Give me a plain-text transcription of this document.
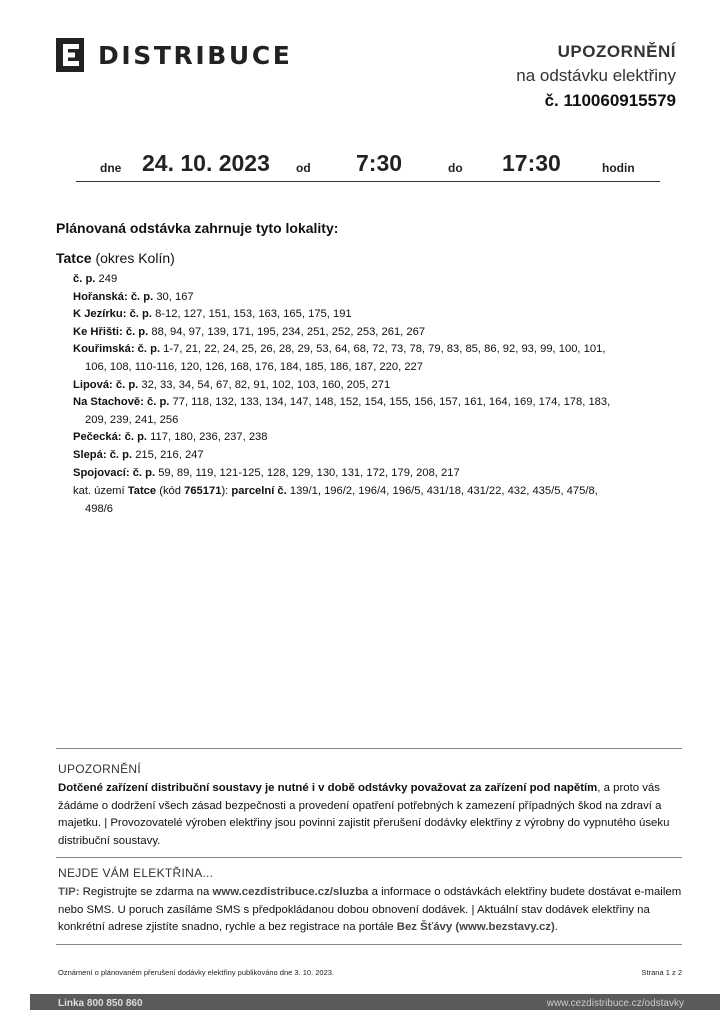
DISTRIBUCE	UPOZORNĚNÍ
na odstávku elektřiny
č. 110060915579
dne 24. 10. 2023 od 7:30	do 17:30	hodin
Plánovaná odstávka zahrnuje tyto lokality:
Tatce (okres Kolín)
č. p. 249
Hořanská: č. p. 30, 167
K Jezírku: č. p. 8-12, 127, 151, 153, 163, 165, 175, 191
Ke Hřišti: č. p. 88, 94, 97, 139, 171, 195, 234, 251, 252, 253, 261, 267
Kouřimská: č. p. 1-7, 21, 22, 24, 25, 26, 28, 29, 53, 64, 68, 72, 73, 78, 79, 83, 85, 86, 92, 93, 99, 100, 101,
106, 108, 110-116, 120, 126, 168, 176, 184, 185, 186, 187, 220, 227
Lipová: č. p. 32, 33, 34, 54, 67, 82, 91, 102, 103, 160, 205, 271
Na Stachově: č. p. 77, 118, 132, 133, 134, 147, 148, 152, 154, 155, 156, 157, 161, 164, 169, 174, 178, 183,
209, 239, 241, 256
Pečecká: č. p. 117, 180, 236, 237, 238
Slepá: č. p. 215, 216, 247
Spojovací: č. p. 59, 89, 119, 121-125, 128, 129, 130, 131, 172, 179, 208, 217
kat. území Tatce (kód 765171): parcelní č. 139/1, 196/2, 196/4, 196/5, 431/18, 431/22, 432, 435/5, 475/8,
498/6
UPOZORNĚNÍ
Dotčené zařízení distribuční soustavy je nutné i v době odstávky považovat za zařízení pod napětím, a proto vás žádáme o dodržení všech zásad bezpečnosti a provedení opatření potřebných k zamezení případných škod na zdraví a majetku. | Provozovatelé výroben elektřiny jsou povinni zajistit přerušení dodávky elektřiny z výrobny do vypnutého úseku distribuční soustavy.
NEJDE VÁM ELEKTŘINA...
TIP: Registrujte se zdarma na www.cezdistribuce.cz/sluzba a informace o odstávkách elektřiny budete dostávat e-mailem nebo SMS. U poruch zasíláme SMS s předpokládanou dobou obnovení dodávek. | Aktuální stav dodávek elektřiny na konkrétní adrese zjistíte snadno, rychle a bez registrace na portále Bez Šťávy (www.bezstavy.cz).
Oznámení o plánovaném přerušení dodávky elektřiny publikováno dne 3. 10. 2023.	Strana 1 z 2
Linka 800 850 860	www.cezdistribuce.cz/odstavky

==

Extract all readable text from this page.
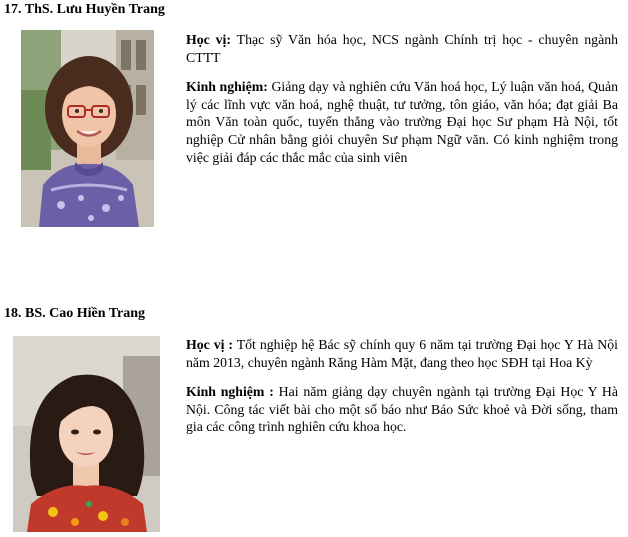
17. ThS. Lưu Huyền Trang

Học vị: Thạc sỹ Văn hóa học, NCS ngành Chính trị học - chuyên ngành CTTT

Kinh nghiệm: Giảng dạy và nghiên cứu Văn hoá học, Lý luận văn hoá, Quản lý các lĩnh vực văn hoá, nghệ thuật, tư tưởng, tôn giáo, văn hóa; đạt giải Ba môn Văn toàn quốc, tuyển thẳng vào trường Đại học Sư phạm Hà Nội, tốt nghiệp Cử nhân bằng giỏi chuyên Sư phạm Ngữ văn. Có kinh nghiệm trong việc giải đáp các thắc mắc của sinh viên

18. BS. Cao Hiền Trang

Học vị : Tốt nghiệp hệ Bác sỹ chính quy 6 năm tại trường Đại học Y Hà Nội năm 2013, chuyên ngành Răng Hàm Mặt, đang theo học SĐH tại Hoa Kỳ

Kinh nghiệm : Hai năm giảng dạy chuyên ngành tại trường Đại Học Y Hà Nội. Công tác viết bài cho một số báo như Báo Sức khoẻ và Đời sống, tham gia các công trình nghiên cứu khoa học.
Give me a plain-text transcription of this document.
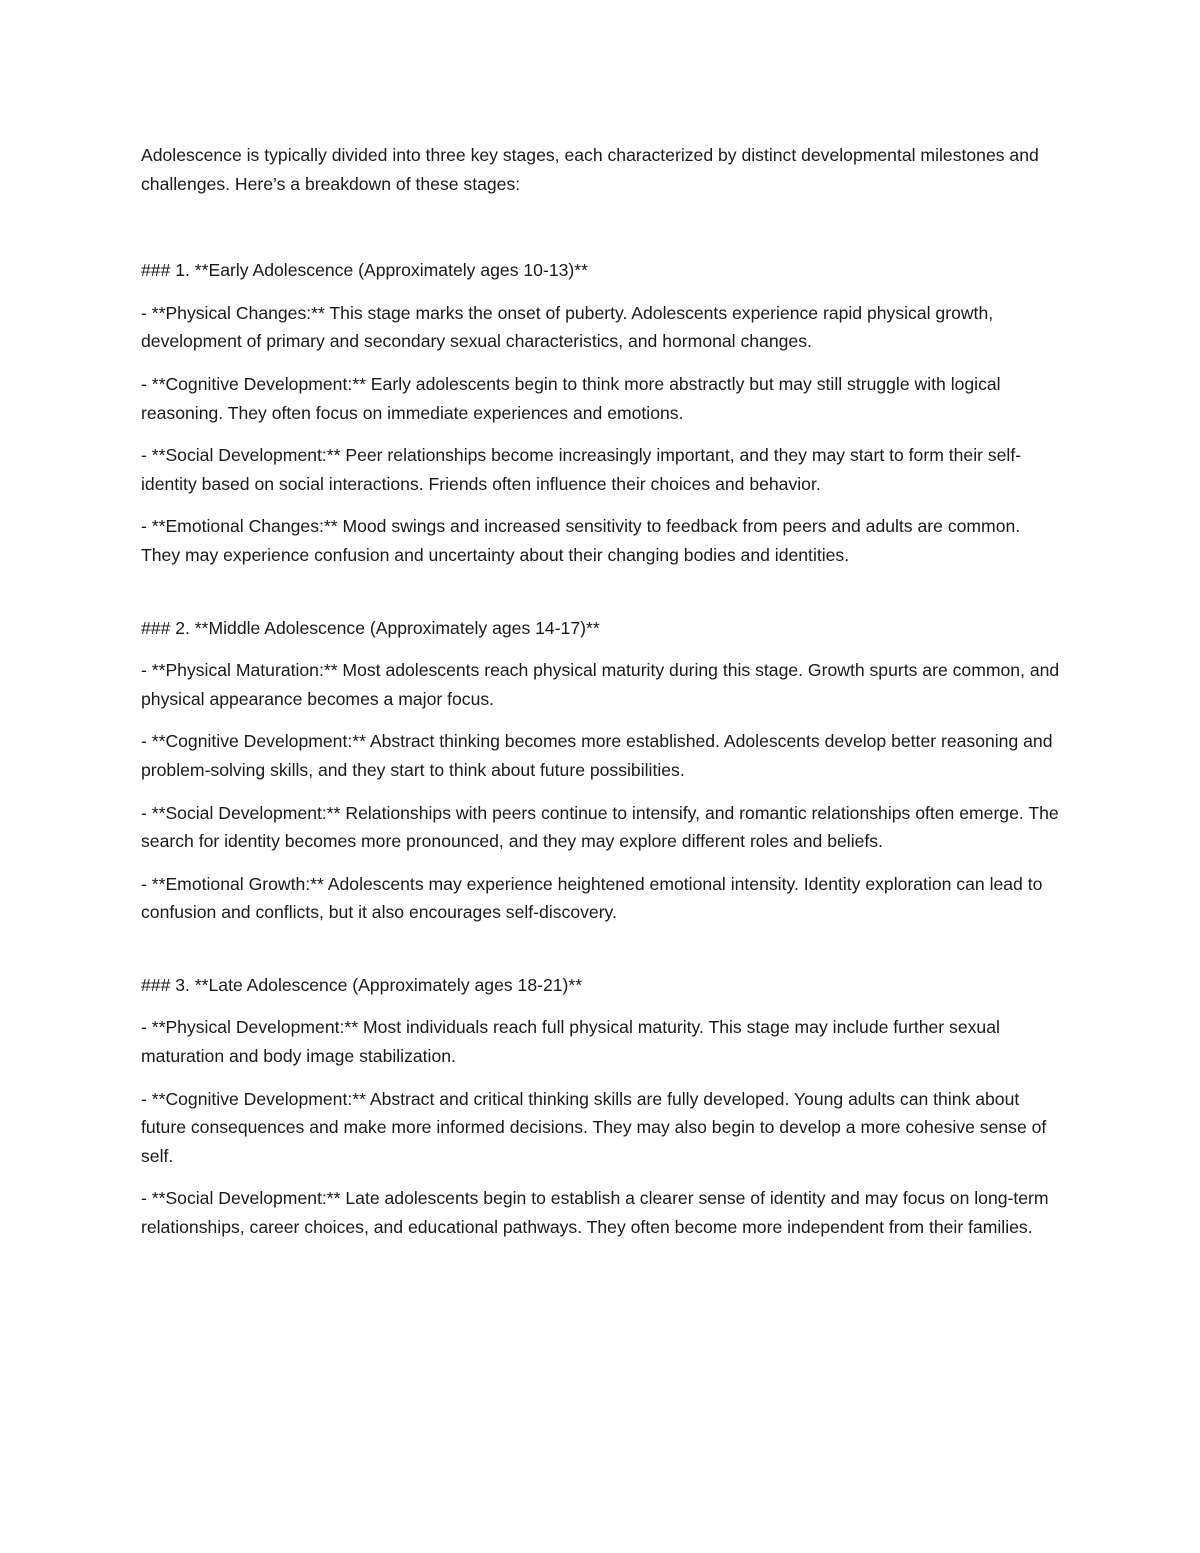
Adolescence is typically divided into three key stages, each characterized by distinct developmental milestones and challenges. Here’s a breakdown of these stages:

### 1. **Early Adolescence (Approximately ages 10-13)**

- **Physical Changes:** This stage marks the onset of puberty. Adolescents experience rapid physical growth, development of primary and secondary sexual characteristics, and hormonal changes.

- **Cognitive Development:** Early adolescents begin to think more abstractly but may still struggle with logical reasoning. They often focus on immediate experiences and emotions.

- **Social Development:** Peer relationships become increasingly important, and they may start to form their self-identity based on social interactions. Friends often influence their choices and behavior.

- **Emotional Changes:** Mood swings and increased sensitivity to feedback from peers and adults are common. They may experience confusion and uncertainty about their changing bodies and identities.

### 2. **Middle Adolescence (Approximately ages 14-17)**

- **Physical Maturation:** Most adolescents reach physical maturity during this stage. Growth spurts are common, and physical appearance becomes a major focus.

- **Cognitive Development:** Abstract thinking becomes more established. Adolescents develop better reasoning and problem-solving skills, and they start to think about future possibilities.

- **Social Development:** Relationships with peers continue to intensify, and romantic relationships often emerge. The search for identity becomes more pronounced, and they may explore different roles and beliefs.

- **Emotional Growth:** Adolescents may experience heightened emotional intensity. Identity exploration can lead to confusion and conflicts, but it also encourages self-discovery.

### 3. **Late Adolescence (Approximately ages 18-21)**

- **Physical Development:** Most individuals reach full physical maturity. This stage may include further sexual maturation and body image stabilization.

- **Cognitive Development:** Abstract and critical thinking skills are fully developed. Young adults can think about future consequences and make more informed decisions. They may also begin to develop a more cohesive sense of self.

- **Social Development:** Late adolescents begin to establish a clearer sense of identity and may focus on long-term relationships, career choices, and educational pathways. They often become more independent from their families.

Your goal:
How many lines in the data contain the string "Most"? Respond with the number only.

Answer to this exercise:
2